(Instructions to follow)
Copy the data exactly; pictures stay out of the copy.

(Data lines)
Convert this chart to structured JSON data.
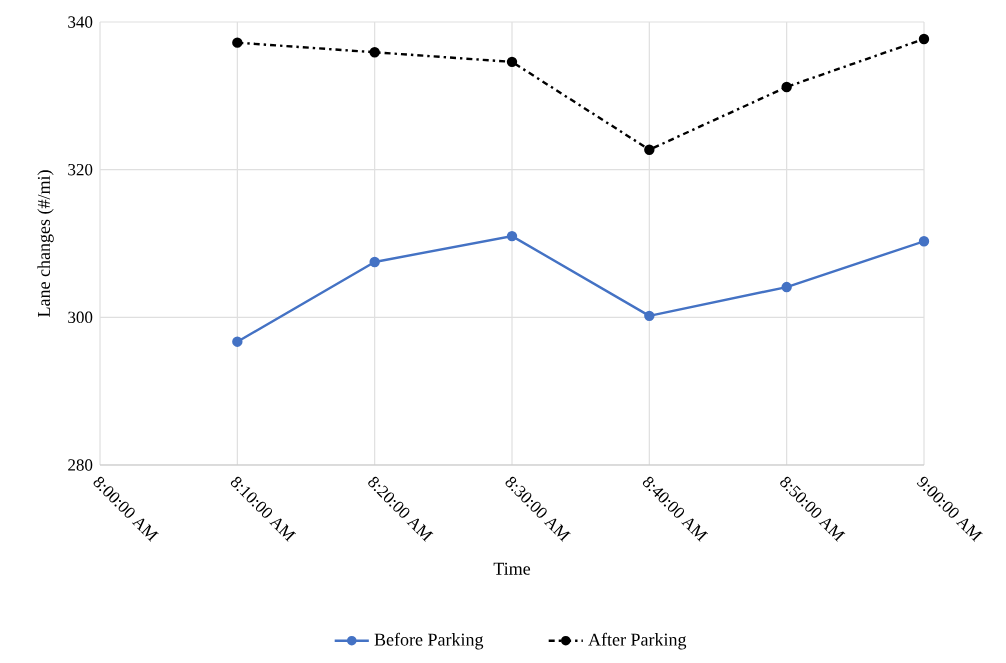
{
  "chart_data": {
    "type": "line",
    "xlabel": "Time",
    "ylabel": "Lane changes (#/mi)",
    "categories": [
      "8:00:00 AM",
      "8:10:00 AM",
      "8:20:00 AM",
      "8:30:00 AM",
      "8:40:00 AM",
      "8:50:00 AM",
      "9:00:00 AM"
    ],
    "series": [
      {
        "name": "Before Parking",
        "color": "#4472c4",
        "line_style": "solid",
        "values": [
          null,
          296.7,
          307.5,
          311.0,
          300.2,
          304.1,
          310.3
        ]
      },
      {
        "name": "After Parking",
        "color": "#000000",
        "line_style": "dashdot",
        "values": [
          null,
          337.2,
          335.9,
          334.6,
          322.7,
          331.2,
          337.7
        ]
      }
    ],
    "ylim": [
      280,
      340
    ],
    "yticks": [
      280,
      300,
      320,
      340
    ],
    "grid": true,
    "legend": "bottom",
    "marker": "circle"
  }
}
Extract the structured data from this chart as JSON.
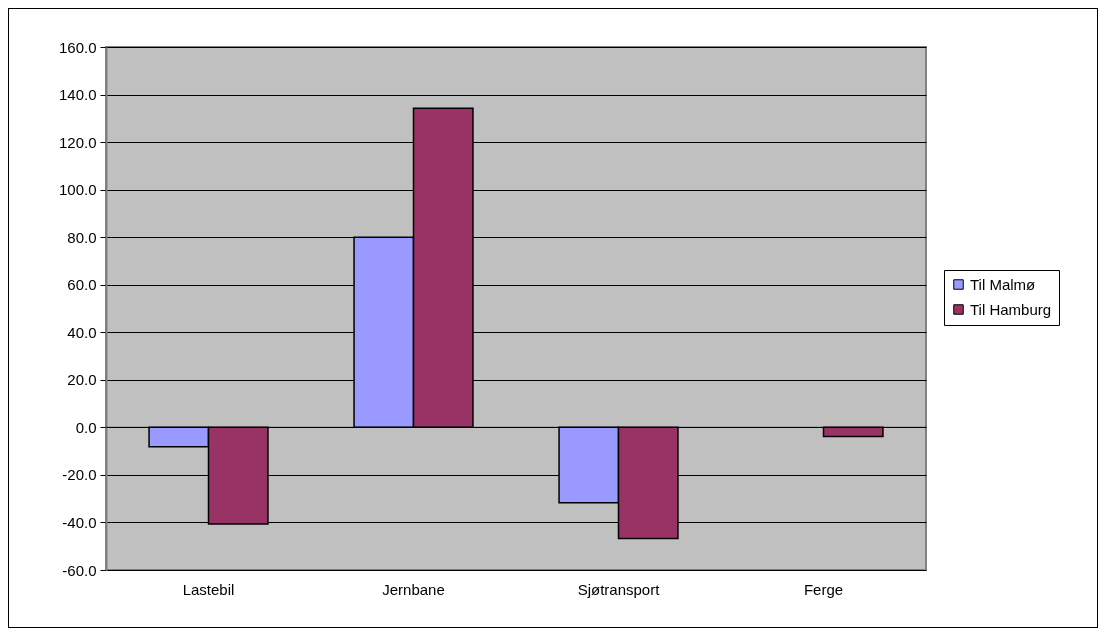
{
  "chart_data": {
    "type": "bar",
    "categories": [
      "Lastebil",
      "Jernbane",
      "Sjøtransport",
      "Ferge"
    ],
    "series": [
      {
        "name": "Til Malmø",
        "color": "#9999ff",
        "values": [
          -8.2,
          80.0,
          -31.7,
          null
        ]
      },
      {
        "name": "Til Hamburg",
        "color": "#993366",
        "values": [
          -40.6,
          134.2,
          -46.8,
          -3.8
        ]
      }
    ],
    "ylim": [
      -60,
      160
    ],
    "yticks": [
      {
        "value": -60,
        "label": "-60.0"
      },
      {
        "value": -40,
        "label": "-40.0"
      },
      {
        "value": -20,
        "label": "-20.0"
      },
      {
        "value": 0,
        "label": "0.0"
      },
      {
        "value": 20,
        "label": "20.0"
      },
      {
        "value": 40,
        "label": "40.0"
      },
      {
        "value": 60,
        "label": "60.0"
      },
      {
        "value": 80,
        "label": "80.0"
      },
      {
        "value": 100,
        "label": "100.0"
      },
      {
        "value": 120,
        "label": "120.0"
      },
      {
        "value": 140,
        "label": "140.0"
      },
      {
        "value": 160,
        "label": "160.0"
      }
    ],
    "grid": "y",
    "legend": "right"
  }
}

(Result for this task)
Convert this chart to structured JSON data.
{
  "chart_data": {
    "type": "line",
    "xlabel": "Time",
    "ylabel": "Lane changes (#/mi)",
    "categories": [
      "8:00:00 AM",
      "8:10:00 AM",
      "8:20:00 AM",
      "8:30:00 AM",
      "8:40:00 AM",
      "8:50:00 AM",
      "9:00:00 AM"
    ],
    "series": [
      {
        "name": "Before Parking",
        "color": "#4472c4",
        "line_style": "solid",
        "values": [
          null,
          296.7,
          307.5,
          311.0,
          300.2,
          304.1,
          310.3
        ]
      },
      {
        "name": "After Parking",
        "color": "#000000",
        "line_style": "dashdot",
        "values": [
          null,
          337.2,
          335.9,
          334.6,
          322.7,
          331.2,
          337.7
        ]
      }
    ],
    "ylim": [
      280,
      340
    ],
    "yticks": [
      280,
      300,
      320,
      340
    ],
    "grid": true,
    "legend": "bottom",
    "marker": "circle"
  }
}
Extract the structured data from this chart as JSON.
{
  "chart_data": {
    "type": "bar",
    "categories": [
      "Lastebil",
      "Jernbane",
      "Sjøtransport",
      "Ferge"
    ],
    "series": [
      {
        "name": "Til Malmø",
        "color": "#9999ff",
        "values": [
          -8.2,
          80.0,
          -31.7,
          null
        ]
      },
      {
        "name": "Til Hamburg",
        "color": "#993366",
        "values": [
          -40.6,
          134.2,
          -46.8,
          -3.8
        ]
      }
    ],
    "ylim": [
      -60,
      160
    ],
    "yticks": [
      {
        "value": -60,
        "label": "-60.0"
      },
      {
        "value": -40,
        "label": "-40.0"
      },
      {
        "value": -20,
        "label": "-20.0"
      },
      {
        "value": 0,
        "label": "0.0"
      },
      {
        "value": 20,
        "label": "20.0"
      },
      {
        "value": 40,
        "label": "40.0"
      },
      {
        "value": 60,
        "label": "60.0"
      },
      {
        "value": 80,
        "label": "80.0"
      },
      {
        "value": 100,
        "label": "100.0"
      },
      {
        "value": 120,
        "label": "120.0"
      },
      {
        "value": 140,
        "label": "140.0"
      },
      {
        "value": 160,
        "label": "160.0"
      }
    ],
    "grid": "y",
    "legend": "right"
  }
}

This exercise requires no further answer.